Excerpt to read:
--- Start ---
The burden of FP, part 2

Do you have anything to declare?

Part 1 looked critically an imperative-style solution to the first problem from Project Euler. This part of the discussion introduces a more functional style, using higher-order functions. The goal is to think more declaratively, familiar territory to any programmer who has used SQL.

In the solution from last time…

  def sumi(n: Int) = {
    var s = 0
    for (i <- 1 until n) {
      if (i % 3 == 0 || i % 5 == 0)
        s += i
    }
    s
  }

…it’s useful to think of the for expression as a query, instead of an imperative control structure. The subexpression 1 until n isn’t hardwired syntax of the for statement, but an expression for a set of values. Just as a program written against a database can be made simpler by enhancing the query, we can simplify the body of the for expression by moving the filter, as follows:

  def sumiq(n: Int) = {
    var s = 0
    for {
      i <- 1 until n
      if i % 3 == 0 || i % 5 == 0
    } s += i
    s
  }

That change is bigger than it might seem at first glance; it applies a filter to a set of values instead of applying a control structure to a single value. We can see this even more clearly by going to the Scala interpreter.
--- End ---
Material provided:
--- Start ---
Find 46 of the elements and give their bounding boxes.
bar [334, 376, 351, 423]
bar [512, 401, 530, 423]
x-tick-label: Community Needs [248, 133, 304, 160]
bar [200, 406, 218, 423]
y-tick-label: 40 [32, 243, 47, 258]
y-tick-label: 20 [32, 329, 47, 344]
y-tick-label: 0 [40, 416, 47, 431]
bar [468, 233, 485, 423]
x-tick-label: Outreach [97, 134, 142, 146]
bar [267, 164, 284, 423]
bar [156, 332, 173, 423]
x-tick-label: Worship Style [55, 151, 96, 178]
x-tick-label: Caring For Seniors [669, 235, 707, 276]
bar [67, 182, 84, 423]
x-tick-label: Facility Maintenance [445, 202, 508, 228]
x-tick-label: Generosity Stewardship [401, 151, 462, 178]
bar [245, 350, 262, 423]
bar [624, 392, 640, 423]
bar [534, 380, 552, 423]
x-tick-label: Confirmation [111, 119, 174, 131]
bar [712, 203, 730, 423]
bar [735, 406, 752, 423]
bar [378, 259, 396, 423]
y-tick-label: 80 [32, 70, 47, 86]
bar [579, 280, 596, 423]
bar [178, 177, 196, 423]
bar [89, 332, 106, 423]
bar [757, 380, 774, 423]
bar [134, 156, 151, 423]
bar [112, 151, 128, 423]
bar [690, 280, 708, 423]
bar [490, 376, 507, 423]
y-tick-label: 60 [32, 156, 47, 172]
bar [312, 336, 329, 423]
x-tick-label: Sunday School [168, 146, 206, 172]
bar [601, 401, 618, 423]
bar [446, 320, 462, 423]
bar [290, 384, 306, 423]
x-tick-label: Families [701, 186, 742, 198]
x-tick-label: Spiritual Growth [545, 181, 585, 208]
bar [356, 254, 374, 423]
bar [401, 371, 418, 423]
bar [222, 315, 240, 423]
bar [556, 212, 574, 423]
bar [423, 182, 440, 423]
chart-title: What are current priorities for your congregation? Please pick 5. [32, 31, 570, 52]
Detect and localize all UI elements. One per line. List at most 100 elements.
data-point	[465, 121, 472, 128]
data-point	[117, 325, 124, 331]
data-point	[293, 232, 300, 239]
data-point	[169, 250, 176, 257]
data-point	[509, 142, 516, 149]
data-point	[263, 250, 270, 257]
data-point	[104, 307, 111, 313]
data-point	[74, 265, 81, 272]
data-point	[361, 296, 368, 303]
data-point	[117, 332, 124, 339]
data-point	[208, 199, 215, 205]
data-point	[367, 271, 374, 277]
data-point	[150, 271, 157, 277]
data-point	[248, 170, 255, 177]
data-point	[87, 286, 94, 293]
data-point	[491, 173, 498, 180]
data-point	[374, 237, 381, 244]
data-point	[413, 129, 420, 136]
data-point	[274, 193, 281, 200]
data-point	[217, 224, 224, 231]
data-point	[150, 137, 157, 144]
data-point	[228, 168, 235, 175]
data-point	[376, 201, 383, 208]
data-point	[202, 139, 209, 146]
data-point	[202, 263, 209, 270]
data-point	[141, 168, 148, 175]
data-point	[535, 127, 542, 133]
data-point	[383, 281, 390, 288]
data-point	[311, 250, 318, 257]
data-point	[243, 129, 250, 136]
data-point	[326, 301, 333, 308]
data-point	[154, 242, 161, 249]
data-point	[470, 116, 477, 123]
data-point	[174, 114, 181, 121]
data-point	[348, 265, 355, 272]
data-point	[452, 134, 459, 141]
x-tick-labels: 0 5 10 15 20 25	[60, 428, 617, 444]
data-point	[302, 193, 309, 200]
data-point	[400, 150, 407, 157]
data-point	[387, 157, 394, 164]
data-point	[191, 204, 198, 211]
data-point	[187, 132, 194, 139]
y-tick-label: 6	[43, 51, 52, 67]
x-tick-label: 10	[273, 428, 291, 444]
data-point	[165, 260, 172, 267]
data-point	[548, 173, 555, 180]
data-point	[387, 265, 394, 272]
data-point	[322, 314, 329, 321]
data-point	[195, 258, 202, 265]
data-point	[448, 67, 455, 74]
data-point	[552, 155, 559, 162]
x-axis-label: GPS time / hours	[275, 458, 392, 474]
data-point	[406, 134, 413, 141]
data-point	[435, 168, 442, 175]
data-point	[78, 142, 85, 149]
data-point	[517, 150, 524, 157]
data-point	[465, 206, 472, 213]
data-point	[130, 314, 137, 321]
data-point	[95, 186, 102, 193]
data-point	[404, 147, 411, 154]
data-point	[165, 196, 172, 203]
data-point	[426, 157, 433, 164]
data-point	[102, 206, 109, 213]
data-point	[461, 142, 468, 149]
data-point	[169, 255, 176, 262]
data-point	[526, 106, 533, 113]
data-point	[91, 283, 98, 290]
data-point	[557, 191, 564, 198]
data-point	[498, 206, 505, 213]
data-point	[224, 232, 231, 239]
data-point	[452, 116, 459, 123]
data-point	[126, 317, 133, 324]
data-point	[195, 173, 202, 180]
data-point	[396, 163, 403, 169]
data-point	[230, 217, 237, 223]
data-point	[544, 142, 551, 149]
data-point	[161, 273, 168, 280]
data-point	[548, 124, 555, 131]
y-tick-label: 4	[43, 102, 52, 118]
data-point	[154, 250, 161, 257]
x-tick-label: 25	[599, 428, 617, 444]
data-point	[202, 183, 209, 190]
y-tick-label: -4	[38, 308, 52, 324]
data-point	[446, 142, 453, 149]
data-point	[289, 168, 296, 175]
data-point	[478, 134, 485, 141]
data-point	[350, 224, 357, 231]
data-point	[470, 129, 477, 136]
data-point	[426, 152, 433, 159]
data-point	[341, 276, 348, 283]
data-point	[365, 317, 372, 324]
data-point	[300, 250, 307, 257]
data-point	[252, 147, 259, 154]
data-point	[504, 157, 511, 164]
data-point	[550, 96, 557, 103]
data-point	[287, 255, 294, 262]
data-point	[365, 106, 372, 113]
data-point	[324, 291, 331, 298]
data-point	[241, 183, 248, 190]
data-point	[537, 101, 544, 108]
--- End ---
Exercise goal: Return, word for word, the part of the Scala functional-style article that begins at the words containing "That change is" and stops after "the Scala interpreter.". The rows play no part here.

Output for this exercise:
That change is bigger than it might seem at first glance; it applies a filter to a set of values instead of applying a control structure to a single value. We can see this even more clearly by going to the Scala interpreter.